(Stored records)
________________________

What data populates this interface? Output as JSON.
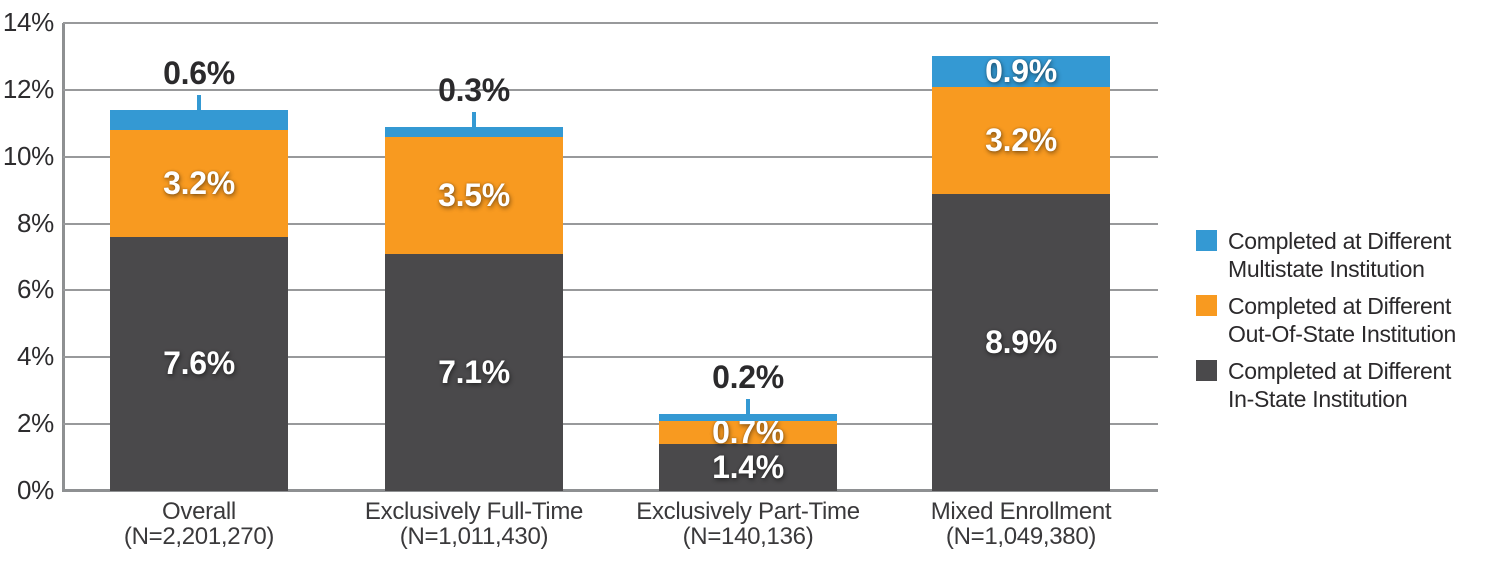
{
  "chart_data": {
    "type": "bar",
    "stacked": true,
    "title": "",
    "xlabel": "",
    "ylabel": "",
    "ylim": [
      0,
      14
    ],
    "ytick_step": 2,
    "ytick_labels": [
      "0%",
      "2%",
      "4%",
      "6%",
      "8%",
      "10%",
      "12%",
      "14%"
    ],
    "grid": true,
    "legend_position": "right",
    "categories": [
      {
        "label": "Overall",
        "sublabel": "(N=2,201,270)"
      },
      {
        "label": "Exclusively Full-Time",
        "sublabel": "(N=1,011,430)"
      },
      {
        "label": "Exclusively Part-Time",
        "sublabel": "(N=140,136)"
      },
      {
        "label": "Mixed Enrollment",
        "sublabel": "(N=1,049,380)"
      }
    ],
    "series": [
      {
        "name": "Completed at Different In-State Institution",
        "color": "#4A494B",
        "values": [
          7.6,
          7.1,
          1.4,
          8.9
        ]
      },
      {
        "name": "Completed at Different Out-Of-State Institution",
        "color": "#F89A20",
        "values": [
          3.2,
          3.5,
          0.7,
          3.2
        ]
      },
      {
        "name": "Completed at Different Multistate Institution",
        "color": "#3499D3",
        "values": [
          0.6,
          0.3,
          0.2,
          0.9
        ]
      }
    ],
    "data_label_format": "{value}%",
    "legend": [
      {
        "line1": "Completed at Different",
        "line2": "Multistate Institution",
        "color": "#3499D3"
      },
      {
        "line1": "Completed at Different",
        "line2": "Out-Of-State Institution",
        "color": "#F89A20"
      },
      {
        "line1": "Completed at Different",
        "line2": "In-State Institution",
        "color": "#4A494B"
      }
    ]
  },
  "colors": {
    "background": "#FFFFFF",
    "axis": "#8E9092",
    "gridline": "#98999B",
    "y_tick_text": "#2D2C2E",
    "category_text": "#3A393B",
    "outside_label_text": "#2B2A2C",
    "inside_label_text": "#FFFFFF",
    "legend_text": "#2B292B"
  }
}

________________________

Scan the lines for the string "Time". Pick out every line that has it.

▶ [Solution below]
        "label": "Exclusively Full-Time",
        "label": "Exclusively Part-Time",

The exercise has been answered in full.